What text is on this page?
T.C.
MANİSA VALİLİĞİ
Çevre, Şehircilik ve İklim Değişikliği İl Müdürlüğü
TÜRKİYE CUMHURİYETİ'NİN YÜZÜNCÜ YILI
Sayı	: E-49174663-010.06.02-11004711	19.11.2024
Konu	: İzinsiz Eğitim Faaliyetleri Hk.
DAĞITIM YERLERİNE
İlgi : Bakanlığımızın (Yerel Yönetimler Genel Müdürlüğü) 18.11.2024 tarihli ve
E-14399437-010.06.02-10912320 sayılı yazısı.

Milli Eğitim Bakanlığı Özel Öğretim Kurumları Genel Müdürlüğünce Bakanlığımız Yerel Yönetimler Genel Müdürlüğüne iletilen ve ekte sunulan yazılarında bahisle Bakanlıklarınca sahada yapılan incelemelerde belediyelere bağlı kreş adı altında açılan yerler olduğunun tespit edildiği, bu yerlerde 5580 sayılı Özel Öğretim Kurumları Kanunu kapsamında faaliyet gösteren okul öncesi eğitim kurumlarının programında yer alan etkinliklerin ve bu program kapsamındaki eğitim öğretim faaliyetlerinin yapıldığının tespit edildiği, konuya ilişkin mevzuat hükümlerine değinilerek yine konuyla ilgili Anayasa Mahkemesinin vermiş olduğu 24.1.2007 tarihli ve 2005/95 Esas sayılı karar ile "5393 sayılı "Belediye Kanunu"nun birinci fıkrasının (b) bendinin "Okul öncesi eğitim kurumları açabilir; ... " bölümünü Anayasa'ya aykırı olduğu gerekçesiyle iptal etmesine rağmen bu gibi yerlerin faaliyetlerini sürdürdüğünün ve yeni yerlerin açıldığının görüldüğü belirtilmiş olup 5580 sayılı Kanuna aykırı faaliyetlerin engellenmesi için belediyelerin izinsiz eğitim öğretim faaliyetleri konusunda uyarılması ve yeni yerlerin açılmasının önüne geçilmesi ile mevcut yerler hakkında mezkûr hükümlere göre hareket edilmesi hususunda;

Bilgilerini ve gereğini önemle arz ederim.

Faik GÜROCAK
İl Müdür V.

*Exercise task*.
Go through the listing above and restate it word for word.

*Expected output*.
What text is on this page?
T.C.
MANİSA VALİLİĞİ
Çevre, Şehircilik ve İklim Değişikliği İl Müdürlüğü
TÜRKİYE CUMHURİYETİ'NİN YÜZÜNCÜ YILI
Sayı	: E-49174663-010.06.02-11004711	19.11.2024
Konu	: İzinsiz Eğitim Faaliyetleri Hk.
DAĞITIM YERLERİNE
İlgi : Bakanlığımızın (Yerel Yönetimler Genel Müdürlüğü) 18.11.2024 tarihli ve
E-14399437-010.06.02-10912320 sayılı yazısı.

Milli Eğitim Bakanlığı Özel Öğretim Kurumları Genel Müdürlüğünce Bakanlığımız Yerel Yönetimler Genel Müdürlüğüne iletilen ve ekte sunulan yazılarında bahisle Bakanlıklarınca sahada yapılan incelemelerde belediyelere bağlı kreş adı altında açılan yerler olduğunun tespit edildiği, bu yerlerde 5580 sayılı Özel Öğretim Kurumları Kanunu kapsamında faaliyet gösteren okul öncesi eğitim kurumlarının programında yer alan etkinliklerin ve bu program kapsamındaki eğitim öğretim faaliyetlerinin yapıldığının tespit edildiği, konuya ilişkin mevzuat hükümlerine değinilerek yine konuyla ilgili Anayasa Mahkemesinin vermiş olduğu 24.1.2007 tarihli ve 2005/95 Esas sayılı karar ile "5393 sayılı "Belediye Kanunu"nun birinci fıkrasının (b) bendinin "Okul öncesi eğitim kurumları açabilir; ... " bölümünü Anayasa'ya aykırı olduğu gerekçesiyle iptal etmesine rağmen bu gibi yerlerin faaliyetlerini sürdürdüğünün ve yeni yerlerin açıldığının görüldüğü belirtilmiş olup 5580 sayılı Kanuna aykırı faaliyetlerin engellenmesi için belediyelerin izinsiz eğitim öğretim faaliyetleri konusunda uyarılması ve yeni yerlerin açılmasının önüne geçilmesi ile mevcut yerler hakkında mezkûr hükümlere göre hareket edilmesi hususunda;

Bilgilerini ve gereğini önemle arz ederim.

Faik GÜROCAK
İl Müdür V.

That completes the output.